(Page layout parsing data)
■ ■ ■ ■ ■

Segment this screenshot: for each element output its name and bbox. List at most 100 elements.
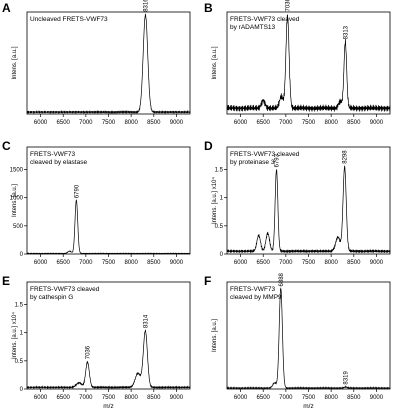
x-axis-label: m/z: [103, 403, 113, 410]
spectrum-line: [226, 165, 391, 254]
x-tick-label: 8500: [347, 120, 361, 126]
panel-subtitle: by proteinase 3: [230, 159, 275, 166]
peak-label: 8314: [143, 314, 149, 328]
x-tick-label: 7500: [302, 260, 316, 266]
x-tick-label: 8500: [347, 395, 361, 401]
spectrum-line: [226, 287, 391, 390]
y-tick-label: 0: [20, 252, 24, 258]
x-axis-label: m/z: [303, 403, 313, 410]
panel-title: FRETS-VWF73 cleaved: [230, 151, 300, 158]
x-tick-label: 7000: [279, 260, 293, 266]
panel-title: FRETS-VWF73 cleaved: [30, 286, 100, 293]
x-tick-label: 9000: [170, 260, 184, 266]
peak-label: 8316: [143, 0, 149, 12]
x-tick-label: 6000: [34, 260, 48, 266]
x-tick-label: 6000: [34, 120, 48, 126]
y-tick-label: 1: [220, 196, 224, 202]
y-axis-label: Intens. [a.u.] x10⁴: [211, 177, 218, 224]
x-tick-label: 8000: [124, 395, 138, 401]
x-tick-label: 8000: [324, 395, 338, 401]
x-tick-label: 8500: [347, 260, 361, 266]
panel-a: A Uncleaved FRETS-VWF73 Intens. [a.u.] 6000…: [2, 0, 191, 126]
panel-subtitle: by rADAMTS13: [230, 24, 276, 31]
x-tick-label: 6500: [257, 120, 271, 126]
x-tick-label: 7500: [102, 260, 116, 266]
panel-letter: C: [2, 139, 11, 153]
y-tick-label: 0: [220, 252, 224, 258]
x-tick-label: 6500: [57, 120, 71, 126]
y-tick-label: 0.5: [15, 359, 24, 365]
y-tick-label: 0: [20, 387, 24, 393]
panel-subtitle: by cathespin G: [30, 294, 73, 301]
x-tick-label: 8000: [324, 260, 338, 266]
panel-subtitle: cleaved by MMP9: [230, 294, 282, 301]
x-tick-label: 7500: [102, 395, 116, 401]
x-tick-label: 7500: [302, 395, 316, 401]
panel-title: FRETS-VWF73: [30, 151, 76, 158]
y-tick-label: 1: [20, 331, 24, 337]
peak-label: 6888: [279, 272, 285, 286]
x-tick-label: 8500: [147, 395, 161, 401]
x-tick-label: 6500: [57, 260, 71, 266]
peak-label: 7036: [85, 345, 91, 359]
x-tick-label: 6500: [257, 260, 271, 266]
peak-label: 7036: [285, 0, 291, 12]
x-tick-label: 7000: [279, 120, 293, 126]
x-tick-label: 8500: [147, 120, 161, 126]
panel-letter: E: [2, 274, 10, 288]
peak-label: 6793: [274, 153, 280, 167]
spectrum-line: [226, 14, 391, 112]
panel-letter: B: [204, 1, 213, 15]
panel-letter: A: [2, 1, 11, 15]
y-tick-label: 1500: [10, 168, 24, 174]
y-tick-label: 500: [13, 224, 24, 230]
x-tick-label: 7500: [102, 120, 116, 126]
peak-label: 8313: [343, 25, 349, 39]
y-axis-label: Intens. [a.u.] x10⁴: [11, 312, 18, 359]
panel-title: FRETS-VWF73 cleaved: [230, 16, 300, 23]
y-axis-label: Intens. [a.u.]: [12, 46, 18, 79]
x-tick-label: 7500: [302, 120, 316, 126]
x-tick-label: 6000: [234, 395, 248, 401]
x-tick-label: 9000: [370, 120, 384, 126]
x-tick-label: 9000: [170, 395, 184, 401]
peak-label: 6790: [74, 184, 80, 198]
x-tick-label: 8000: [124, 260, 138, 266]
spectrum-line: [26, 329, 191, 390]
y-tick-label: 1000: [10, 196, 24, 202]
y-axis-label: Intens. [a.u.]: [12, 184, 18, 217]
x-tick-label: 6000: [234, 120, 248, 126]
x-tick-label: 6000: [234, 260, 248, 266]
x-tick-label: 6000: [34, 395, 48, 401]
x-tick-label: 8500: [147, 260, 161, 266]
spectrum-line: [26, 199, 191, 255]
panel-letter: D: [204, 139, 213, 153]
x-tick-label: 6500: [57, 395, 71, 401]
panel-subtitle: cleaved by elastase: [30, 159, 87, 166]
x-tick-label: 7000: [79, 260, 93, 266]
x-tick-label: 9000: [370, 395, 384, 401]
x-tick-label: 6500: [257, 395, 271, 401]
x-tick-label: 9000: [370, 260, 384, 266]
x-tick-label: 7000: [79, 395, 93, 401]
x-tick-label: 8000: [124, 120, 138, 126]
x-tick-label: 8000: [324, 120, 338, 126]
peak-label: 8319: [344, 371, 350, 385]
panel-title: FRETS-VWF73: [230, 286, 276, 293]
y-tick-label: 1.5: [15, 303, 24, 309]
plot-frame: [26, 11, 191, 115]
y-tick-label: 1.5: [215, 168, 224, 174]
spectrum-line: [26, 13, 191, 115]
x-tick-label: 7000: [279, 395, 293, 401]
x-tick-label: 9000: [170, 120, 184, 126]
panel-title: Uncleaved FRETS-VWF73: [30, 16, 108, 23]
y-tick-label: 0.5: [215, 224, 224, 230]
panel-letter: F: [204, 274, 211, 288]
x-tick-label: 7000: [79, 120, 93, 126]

■ ■ ■ ■ ■

What you need to do:
Please give every line above again word for word, apart from the pictures.

Exercise result:
Segment this screenshot: for each element output its name and bbox. List at most 100 elements.
x-axis-label: m/z: [103, 403, 113, 410]
spectrum-line: [226, 165, 391, 254]
x-tick-label: 8500: [347, 120, 361, 126]
panel-subtitle: by proteinase 3: [230, 159, 275, 166]
peak-label: 8314: [143, 314, 149, 328]
x-tick-label: 7500: [302, 260, 316, 266]
x-tick-label: 8500: [347, 395, 361, 401]
spectrum-line: [226, 287, 391, 390]
y-tick-label: 0: [20, 252, 24, 258]
x-axis-label: m/z: [303, 403, 313, 410]
panel-title: FRETS-VWF73 cleaved: [230, 151, 300, 158]
x-tick-label: 7000: [279, 260, 293, 266]
panel-title: FRETS-VWF73 cleaved: [30, 286, 100, 293]
x-tick-label: 9000: [170, 260, 184, 266]
peak-label: 8316: [143, 0, 149, 12]
x-tick-label: 6000: [34, 260, 48, 266]
x-tick-label: 6000: [34, 120, 48, 126]
y-tick-label: 1: [220, 196, 224, 202]
y-axis-label: Intens. [a.u.] x10⁴: [211, 177, 218, 224]
x-tick-label: 8000: [124, 395, 138, 401]
x-tick-label: 8000: [324, 395, 338, 401]
x-tick-label: 8500: [347, 260, 361, 266]
panel-a: A Uncleaved FRETS-VWF73 Intens. [a.u.] 6000…: [2, 0, 191, 126]
panel-subtitle: by rADAMTS13: [230, 24, 276, 31]
x-tick-label: 6500: [257, 120, 271, 126]
x-tick-label: 7500: [102, 260, 116, 266]
panel-letter: C: [2, 139, 11, 153]
y-tick-label: 0: [220, 252, 224, 258]
x-tick-label: 6500: [57, 120, 71, 126]
y-tick-label: 0.5: [15, 359, 24, 365]
y-tick-label: 0: [20, 387, 24, 393]
panel-subtitle: by cathespin G: [30, 294, 73, 301]
x-tick-label: 8000: [324, 260, 338, 266]
panel-subtitle: cleaved by MMP9: [230, 294, 282, 301]
x-tick-label: 7500: [102, 395, 116, 401]
x-tick-label: 7500: [302, 395, 316, 401]
panel-title: FRETS-VWF73: [30, 151, 76, 158]
y-tick-label: 1: [20, 331, 24, 337]
peak-label: 6888: [279, 272, 285, 286]
x-tick-label: 8500: [147, 395, 161, 401]
x-tick-label: 6500: [57, 260, 71, 266]
peak-label: 7036: [85, 345, 91, 359]
x-tick-label: 6500: [257, 260, 271, 266]
peak-label: 7036: [285, 0, 291, 12]
x-tick-label: 7000: [279, 120, 293, 126]
x-tick-label: 8500: [147, 120, 161, 126]
panel-letter: E: [2, 274, 10, 288]
peak-label: 6793: [274, 153, 280, 167]
spectrum-line: [226, 14, 391, 112]
panel-letter: B: [204, 1, 213, 15]
panel-letter: A: [2, 1, 11, 15]
y-tick-label: 1500: [10, 168, 24, 174]
y-tick-label: 500: [13, 224, 24, 230]
x-tick-label: 7500: [102, 120, 116, 126]
peak-label: 8313: [343, 25, 349, 39]
y-axis-label: Intens. [a.u.] x10⁴: [11, 312, 18, 359]
panel-title: FRETS-VWF73 cleaved: [230, 16, 300, 23]
y-axis-label: Intens. [a.u.]: [12, 46, 18, 79]
x-tick-label: 7500: [302, 120, 316, 126]
x-tick-label: 6000: [234, 395, 248, 401]
x-tick-label: 9000: [370, 120, 384, 126]
x-tick-label: 9000: [170, 395, 184, 401]
peak-label: 6790: [74, 184, 80, 198]
x-tick-label: 8000: [124, 260, 138, 266]
spectrum-line: [26, 329, 191, 390]
y-tick-label: 1000: [10, 196, 24, 202]
y-axis-label: Intens. [a.u.]: [12, 184, 18, 217]
x-tick-label: 6000: [234, 120, 248, 126]
x-tick-label: 6000: [234, 260, 248, 266]
x-tick-label: 6000: [34, 395, 48, 401]
x-tick-label: 8500: [147, 260, 161, 266]
spectrum-line: [26, 199, 191, 255]
panel-letter: D: [204, 139, 213, 153]
x-tick-label: 6500: [57, 395, 71, 401]
panel-subtitle: cleaved by elastase: [30, 159, 87, 166]
x-tick-label: 7000: [79, 260, 93, 266]
x-tick-label: 9000: [370, 395, 384, 401]
x-tick-label: 6500: [257, 395, 271, 401]
x-tick-label: 9000: [370, 260, 384, 266]
x-tick-label: 7000: [79, 395, 93, 401]
x-tick-label: 8000: [124, 120, 138, 126]
x-tick-label: 8000: [324, 120, 338, 126]
peak-label: 8319: [344, 371, 350, 385]
panel-title: FRETS-VWF73: [230, 286, 276, 293]
y-tick-label: 1.5: [15, 303, 24, 309]
plot-frame: [26, 11, 191, 115]
y-tick-label: 1.5: [215, 168, 224, 174]
spectrum-line: [26, 13, 191, 115]
x-tick-label: 7000: [279, 395, 293, 401]
x-tick-label: 9000: [170, 120, 184, 126]
panel-title: Uncleaved FRETS-VWF73: [30, 16, 108, 23]
y-tick-label: 0.5: [215, 224, 224, 230]
panel-letter: F: [204, 274, 211, 288]
x-tick-label: 7000: [79, 120, 93, 126]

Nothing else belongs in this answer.